EXERCISE PROMPT:
How many lines in the records below contain the word "delante"? Answer with the number and nothing else.
(EXERCISE DATA Opens)
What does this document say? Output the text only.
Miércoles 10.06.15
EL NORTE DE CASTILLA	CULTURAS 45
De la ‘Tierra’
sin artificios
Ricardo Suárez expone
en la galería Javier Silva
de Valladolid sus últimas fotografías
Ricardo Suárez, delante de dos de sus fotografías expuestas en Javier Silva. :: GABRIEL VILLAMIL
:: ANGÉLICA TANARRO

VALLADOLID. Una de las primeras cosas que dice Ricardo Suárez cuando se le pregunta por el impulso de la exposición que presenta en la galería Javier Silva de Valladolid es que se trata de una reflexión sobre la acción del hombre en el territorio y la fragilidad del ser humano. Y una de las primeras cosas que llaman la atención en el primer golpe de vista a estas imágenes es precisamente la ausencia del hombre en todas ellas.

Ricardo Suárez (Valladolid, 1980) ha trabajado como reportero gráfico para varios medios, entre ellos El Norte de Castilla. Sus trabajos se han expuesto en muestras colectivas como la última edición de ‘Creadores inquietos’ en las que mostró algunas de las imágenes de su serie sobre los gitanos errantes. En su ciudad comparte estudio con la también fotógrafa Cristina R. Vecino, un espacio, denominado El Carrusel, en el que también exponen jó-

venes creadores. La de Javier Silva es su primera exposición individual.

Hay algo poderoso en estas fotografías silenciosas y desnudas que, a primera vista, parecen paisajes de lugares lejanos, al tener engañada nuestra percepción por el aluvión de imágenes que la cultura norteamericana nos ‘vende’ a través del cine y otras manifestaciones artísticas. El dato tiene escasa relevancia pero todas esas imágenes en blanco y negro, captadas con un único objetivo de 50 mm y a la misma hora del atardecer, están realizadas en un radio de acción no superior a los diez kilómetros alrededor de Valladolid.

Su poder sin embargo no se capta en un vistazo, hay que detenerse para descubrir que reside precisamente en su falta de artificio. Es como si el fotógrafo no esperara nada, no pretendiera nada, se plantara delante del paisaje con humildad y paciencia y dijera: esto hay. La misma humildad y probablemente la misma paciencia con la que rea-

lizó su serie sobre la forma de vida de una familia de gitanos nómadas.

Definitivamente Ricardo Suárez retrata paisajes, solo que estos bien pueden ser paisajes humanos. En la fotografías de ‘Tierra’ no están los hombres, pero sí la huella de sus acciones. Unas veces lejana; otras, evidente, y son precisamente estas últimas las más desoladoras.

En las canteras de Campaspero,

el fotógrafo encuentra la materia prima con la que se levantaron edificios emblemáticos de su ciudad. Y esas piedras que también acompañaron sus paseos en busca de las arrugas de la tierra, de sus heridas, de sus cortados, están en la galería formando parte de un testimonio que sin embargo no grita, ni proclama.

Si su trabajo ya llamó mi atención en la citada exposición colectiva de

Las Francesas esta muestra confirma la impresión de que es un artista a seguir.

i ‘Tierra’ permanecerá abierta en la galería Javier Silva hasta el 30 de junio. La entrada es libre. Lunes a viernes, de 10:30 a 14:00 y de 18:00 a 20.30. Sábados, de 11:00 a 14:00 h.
(EXERCISE DATA Closes)
YOUR RESPONSE:
2